_JOB_
Extract every record, keeping each one exactly as it is.

═══ THE DATA

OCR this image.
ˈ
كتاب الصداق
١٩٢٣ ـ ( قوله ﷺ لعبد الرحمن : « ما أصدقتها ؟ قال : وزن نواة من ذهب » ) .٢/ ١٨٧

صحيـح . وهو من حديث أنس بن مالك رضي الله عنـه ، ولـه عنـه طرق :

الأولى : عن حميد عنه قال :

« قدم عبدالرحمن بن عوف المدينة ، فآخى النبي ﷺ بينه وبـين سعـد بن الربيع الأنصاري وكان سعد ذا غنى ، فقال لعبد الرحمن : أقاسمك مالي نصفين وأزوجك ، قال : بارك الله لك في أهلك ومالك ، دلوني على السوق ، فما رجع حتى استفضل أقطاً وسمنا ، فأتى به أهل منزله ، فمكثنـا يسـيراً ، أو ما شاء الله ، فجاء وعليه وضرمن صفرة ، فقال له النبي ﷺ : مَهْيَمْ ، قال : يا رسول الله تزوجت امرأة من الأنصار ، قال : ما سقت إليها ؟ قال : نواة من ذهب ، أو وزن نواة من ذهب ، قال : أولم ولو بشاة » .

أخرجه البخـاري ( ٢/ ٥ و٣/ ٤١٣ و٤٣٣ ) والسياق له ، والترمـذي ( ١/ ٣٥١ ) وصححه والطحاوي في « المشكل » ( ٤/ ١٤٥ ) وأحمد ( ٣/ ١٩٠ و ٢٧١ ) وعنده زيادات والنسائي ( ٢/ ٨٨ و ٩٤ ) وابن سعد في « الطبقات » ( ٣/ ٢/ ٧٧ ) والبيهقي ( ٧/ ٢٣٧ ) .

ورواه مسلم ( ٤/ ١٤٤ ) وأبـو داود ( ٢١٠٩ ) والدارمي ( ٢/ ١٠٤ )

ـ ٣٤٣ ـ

══════

_CORRECT ANSWER_
OCR this image.
ˈ
كتاب الصداق
١٩٢٣ ـ ( قوله ﷺ لعبد الرحمن : « ما أصدقتها ؟ قال : وزن نواة من ذهب » ) .٢/ ١٨٧

صحيـح . وهو من حديث أنس بن مالك رضي الله عنـه ، ولـه عنـه طرق :

الأولى : عن حميد عنه قال :

« قدم عبدالرحمن بن عوف المدينة ، فآخى النبي ﷺ بينه وبـين سعـد بن الربيع الأنصاري وكان سعد ذا غنى ، فقال لعبد الرحمن : أقاسمك مالي نصفين وأزوجك ، قال : بارك الله لك في أهلك ومالك ، دلوني على السوق ، فما رجع حتى استفضل أقطاً وسمنا ، فأتى به أهل منزله ، فمكثنـا يسـيراً ، أو ما شاء الله ، فجاء وعليه وضرمن صفرة ، فقال له النبي ﷺ : مَهْيَمْ ، قال : يا رسول الله تزوجت امرأة من الأنصار ، قال : ما سقت إليها ؟ قال : نواة من ذهب ، أو وزن نواة من ذهب ، قال : أولم ولو بشاة » .

أخرجه البخـاري ( ٢/ ٥ و٣/ ٤١٣ و٤٣٣ ) والسياق له ، والترمـذي ( ١/ ٣٥١ ) وصححه والطحاوي في « المشكل » ( ٤/ ١٤٥ ) وأحمد ( ٣/ ١٩٠ و ٢٧١ ) وعنده زيادات والنسائي ( ٢/ ٨٨ و ٩٤ ) وابن سعد في « الطبقات » ( ٣/ ٢/ ٧٧ ) والبيهقي ( ٧/ ٢٣٧ ) .

ورواه مسلم ( ٤/ ١٤٤ ) وأبـو داود ( ٢١٠٩ ) والدارمي ( ٢/ ١٠٤ )

ـ ٣٤٣ ـ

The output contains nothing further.